• Belge alıntısı:
────────────────

Cumhurbaşkanı Recep Tayyip Erdoğan’ın “çılgın projesi” Kanal İstanbul’da maliyet yükseldi.
Küçükçekmece, Avcılar, Arnavutköy ve Başakşehir ilçelerinden geçecek yaklaşık 45 km uzunluğunda ve 20.75 metre derinliğinde olan projenin daha önce 60 milyar TL olarak açıklanan maliyeti 75 milyar TL’ye çıktı.
mamlanması planlanan kanal için 4 yıl boyunca kazı yapılacak ve 1.1 milyar metreküp hafriyat çıkacak.
Sözcü’den Özlem Güvemli’nin haberine göre, Ulaştırma ve Altyapı Bakanlığı tarafından projelendirilen Kanal İstanbul ile ilgili 28 Kasım 2019 tarihinde yapılacak İnceleme Değerlendirme Komisyonu (İDK) toplantısının duyurusu Çevre ve Şehircilik Bakanlığı tarafından yapıldı. İDK toplantısında son hali verilecek olan ÇED raporunda önemli değişiklikler bulunuyor.
Kanal İstanbul Projesi kapsamında 20 Şubat 2018’de sunulan ÇED Başvuru Dosyası’nda kanal kazısından çıkan uygun malzemeler ile Marmara Denizi’nde üç adet yapay takım ada oluşturulması planlanıyordu. Devam eden mühendislik ve fizibilite çalışmaları sonucunda mali açıdan etkin görülmediği için adalardan vazgeçildiği açıklandı.
Yine aynı dosyada yer alan Sazlıdere Yat Limanı’nın da kanal içi seyir güvenliği ve yapılan detaylı mühendislik çalışmaları sonrasında iptal edildiği kaydedildi. Sadece Marmara Denizi girişinde Küçükçekmece Gölü’nde bin 200 bağlama yeri olan bir yat limanı inşa edilecek.

────────────────

• Verilen kayıtlar:
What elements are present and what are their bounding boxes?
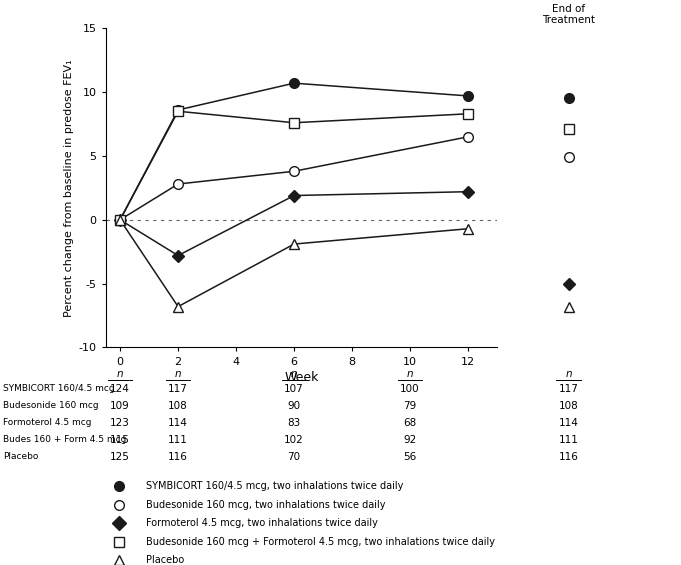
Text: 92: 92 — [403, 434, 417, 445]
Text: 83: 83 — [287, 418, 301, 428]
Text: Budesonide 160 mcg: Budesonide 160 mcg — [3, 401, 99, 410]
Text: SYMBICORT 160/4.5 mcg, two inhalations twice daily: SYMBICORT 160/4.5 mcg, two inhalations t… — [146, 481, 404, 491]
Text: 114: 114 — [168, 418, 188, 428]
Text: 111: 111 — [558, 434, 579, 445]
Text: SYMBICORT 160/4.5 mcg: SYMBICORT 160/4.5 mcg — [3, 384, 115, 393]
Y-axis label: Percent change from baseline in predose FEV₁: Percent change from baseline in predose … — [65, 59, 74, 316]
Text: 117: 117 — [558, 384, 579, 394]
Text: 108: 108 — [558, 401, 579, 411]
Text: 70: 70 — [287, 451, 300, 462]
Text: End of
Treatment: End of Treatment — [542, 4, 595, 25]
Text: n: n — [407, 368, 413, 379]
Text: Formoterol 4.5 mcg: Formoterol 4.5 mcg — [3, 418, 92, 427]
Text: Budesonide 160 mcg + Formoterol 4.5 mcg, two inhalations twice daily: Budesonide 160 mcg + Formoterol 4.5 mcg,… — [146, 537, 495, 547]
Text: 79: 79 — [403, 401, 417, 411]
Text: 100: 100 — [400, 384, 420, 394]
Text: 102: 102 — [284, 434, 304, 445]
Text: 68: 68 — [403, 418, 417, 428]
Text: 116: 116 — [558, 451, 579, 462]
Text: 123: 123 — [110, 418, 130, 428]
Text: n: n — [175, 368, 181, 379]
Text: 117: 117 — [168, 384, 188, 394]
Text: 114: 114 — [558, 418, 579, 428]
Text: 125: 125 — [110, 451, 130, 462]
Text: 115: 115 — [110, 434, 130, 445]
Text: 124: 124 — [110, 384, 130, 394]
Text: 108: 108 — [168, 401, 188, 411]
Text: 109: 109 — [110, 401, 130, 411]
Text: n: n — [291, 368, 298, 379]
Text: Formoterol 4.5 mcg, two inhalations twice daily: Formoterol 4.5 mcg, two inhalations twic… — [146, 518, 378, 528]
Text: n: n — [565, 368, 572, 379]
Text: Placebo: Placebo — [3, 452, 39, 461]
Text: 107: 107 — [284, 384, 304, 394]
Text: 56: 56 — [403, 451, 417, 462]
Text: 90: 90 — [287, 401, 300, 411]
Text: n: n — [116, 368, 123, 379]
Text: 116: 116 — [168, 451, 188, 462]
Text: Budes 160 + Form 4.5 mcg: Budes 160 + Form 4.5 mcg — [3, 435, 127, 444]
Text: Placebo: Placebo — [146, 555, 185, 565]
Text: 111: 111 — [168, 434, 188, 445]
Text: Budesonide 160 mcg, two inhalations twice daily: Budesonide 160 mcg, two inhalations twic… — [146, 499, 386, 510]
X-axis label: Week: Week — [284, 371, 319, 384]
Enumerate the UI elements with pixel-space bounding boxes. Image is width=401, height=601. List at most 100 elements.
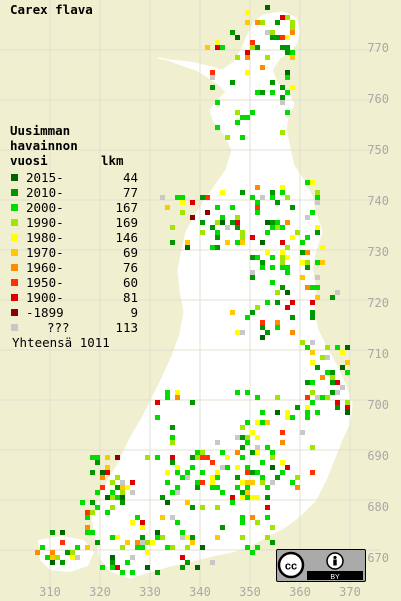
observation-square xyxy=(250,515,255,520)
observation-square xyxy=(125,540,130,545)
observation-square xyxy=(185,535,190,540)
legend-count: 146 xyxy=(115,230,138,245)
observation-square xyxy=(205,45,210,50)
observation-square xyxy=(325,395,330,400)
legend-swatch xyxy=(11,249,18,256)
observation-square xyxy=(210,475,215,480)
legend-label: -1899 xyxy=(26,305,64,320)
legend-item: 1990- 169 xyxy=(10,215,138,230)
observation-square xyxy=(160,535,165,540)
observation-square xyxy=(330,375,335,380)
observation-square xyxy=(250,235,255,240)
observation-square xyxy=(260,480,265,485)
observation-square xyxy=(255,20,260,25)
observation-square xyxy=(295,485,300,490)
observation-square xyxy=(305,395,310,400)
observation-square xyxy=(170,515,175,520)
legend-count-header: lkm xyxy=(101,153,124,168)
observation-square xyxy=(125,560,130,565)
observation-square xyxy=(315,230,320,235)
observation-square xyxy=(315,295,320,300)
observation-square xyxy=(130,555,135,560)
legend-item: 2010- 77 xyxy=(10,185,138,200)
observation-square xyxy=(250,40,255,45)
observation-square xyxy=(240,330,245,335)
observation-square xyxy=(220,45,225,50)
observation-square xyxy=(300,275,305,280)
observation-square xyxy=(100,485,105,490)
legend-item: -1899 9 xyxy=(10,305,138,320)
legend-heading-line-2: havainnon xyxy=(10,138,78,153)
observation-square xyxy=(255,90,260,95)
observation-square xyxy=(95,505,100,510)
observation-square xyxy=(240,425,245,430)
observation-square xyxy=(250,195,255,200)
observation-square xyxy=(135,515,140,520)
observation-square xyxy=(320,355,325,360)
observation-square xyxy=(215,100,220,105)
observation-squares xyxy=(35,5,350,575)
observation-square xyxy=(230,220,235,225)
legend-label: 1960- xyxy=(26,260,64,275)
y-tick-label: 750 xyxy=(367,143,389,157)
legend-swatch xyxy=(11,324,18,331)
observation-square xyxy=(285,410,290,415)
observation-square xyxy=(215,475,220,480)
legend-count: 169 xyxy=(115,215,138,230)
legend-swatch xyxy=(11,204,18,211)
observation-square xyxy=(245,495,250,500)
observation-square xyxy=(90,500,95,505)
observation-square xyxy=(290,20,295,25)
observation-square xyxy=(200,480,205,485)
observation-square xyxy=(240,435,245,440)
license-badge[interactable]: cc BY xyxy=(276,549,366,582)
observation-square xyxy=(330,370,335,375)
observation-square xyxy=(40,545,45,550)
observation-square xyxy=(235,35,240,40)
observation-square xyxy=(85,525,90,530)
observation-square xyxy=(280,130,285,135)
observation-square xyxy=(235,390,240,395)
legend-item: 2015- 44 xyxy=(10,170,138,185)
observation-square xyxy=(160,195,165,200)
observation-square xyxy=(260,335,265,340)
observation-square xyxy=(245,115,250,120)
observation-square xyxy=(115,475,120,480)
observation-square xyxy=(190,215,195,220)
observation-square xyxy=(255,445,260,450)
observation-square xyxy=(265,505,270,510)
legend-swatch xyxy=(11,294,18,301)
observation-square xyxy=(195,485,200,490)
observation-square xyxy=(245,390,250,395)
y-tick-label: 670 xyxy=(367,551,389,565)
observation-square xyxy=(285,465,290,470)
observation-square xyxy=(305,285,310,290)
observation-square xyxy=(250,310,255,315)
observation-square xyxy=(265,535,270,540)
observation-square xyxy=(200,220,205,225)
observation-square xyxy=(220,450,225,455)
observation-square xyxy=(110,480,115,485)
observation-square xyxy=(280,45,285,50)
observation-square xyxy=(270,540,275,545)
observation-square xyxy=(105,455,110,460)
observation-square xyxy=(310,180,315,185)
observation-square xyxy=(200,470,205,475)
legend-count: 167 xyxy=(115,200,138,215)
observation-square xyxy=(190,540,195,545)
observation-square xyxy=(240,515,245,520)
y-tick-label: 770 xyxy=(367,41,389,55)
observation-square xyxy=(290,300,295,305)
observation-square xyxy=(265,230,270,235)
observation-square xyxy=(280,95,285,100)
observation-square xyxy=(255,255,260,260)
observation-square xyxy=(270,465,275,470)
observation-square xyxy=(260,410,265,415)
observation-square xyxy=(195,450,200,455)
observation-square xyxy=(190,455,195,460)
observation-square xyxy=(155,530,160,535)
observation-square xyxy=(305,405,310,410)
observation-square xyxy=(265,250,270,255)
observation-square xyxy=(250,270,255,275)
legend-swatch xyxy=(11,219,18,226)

────────────────

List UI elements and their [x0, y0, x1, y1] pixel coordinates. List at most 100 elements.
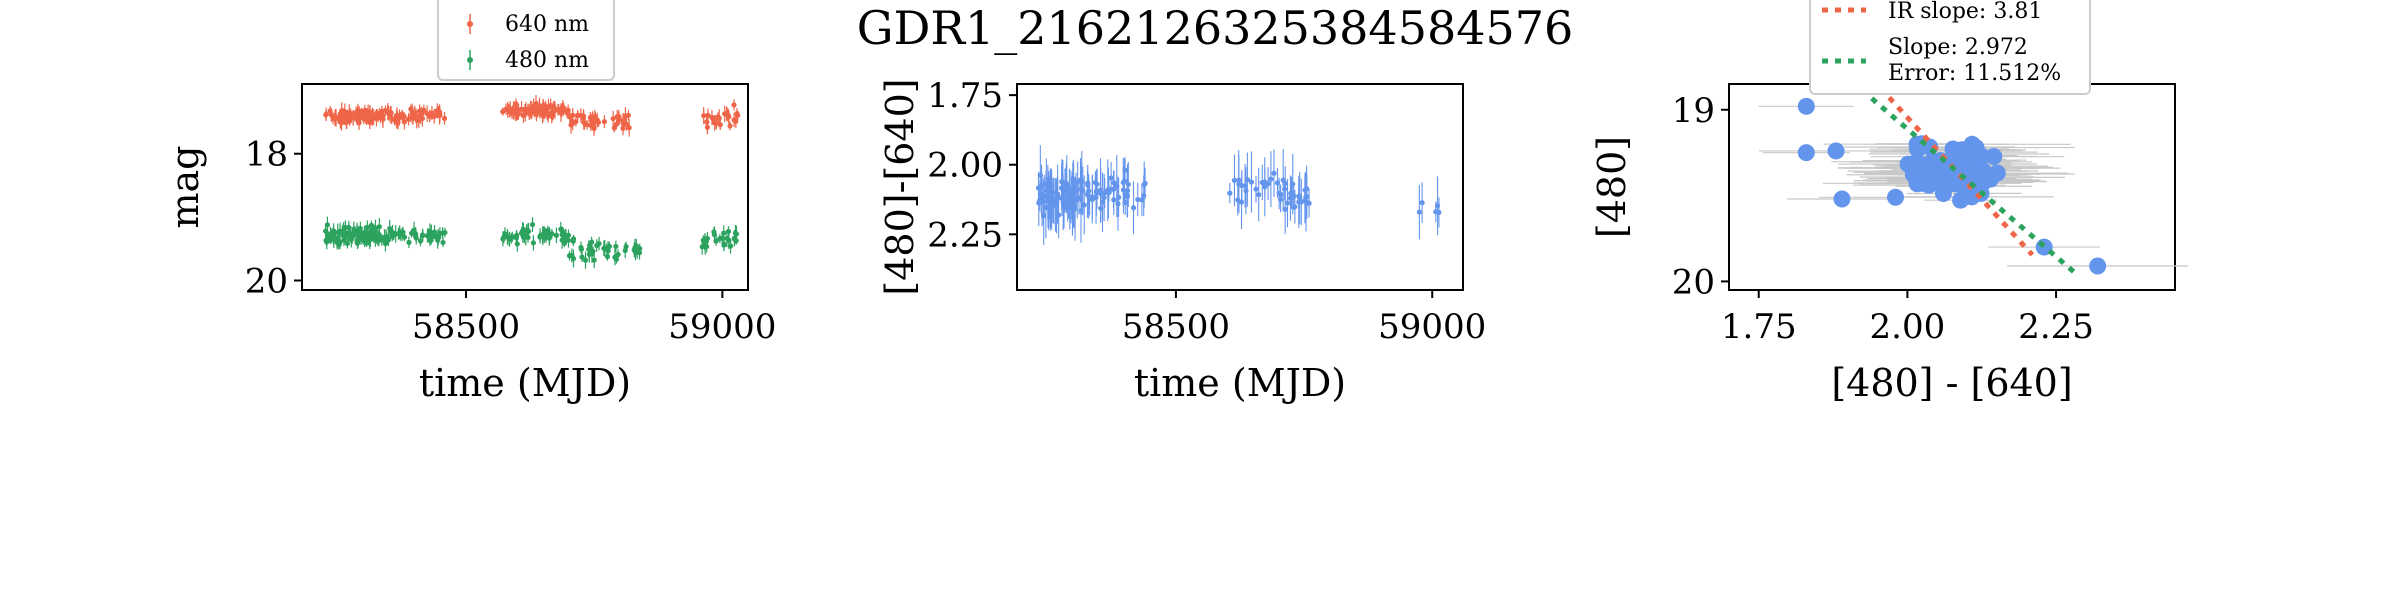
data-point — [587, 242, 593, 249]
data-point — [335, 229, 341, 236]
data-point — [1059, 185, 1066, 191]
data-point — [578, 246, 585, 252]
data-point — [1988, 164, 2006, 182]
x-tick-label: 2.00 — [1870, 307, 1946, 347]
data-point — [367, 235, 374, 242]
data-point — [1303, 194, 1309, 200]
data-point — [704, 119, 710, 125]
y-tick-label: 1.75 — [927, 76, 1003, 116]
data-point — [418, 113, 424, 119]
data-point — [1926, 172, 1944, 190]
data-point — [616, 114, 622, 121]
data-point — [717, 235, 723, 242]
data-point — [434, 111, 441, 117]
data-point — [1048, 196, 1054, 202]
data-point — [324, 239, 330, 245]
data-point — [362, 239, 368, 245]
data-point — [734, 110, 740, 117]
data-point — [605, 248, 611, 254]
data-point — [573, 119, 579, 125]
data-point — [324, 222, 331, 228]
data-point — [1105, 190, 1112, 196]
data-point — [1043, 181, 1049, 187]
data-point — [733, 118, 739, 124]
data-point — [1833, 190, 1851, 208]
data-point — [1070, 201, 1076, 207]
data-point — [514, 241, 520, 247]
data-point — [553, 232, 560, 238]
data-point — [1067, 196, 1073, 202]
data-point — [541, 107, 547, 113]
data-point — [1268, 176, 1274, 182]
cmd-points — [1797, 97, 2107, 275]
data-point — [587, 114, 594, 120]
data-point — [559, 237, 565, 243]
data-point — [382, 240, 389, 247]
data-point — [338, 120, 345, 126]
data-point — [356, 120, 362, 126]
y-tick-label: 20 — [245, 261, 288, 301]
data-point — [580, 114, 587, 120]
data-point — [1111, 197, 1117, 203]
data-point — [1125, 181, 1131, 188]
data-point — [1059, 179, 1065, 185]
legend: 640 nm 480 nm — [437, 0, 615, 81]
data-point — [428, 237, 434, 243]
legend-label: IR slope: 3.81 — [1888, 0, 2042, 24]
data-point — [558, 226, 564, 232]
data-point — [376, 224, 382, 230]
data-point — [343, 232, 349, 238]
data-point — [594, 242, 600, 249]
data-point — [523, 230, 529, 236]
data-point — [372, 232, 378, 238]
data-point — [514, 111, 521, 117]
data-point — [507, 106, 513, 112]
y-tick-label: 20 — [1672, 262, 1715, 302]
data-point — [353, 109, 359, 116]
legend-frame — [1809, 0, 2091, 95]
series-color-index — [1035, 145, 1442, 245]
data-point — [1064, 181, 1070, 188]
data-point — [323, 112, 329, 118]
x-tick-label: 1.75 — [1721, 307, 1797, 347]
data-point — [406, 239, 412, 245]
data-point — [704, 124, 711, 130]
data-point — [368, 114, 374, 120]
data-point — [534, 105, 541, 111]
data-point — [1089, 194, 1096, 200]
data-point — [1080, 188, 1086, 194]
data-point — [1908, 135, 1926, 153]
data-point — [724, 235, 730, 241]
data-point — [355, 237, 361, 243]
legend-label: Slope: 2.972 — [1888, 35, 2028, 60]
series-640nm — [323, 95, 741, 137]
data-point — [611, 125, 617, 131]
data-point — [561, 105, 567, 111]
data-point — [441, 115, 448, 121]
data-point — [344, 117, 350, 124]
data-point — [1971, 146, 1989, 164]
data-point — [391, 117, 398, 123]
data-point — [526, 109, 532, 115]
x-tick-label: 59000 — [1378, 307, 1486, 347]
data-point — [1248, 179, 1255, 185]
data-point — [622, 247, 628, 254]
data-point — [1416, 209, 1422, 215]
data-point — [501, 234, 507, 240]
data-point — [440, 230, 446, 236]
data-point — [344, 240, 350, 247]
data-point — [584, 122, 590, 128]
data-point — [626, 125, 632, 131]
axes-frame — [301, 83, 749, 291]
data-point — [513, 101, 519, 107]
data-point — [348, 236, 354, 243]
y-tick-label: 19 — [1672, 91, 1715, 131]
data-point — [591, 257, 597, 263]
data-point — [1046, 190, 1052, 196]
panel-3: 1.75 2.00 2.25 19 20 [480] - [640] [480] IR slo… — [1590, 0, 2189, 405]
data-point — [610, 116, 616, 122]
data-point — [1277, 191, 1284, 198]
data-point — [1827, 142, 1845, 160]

────────────────

• Yazılı istek:
Lütfen Kanal İstanbul haberini iki cümleyle özetleyin. Kayıtlara bu iş için gerek yok.

• Yanıt:
Küçükçekmece, Avcılar, Arnavutköy ve Başakşehir ilçelerinden geçecek yaklaşık 45 km uzunluğundaki Kanal İstanbul projesinin maliyeti, daha önce açıklanan 60 milyar TL'den 75 milyar TL'ye çıktı. 28 Kasım 2019'daki İDK toplantısında son hali verilecek ÇED raporundaki değişikliklere göre Marmara Denizi'ndeki üç yapay ada ile Sazlıdere Yat Limanı iptal edildi ve yalnızca Küçükçekmece Gölü'nde bin 200 bağlama yeri olan bir yat limanı inşa edilecek.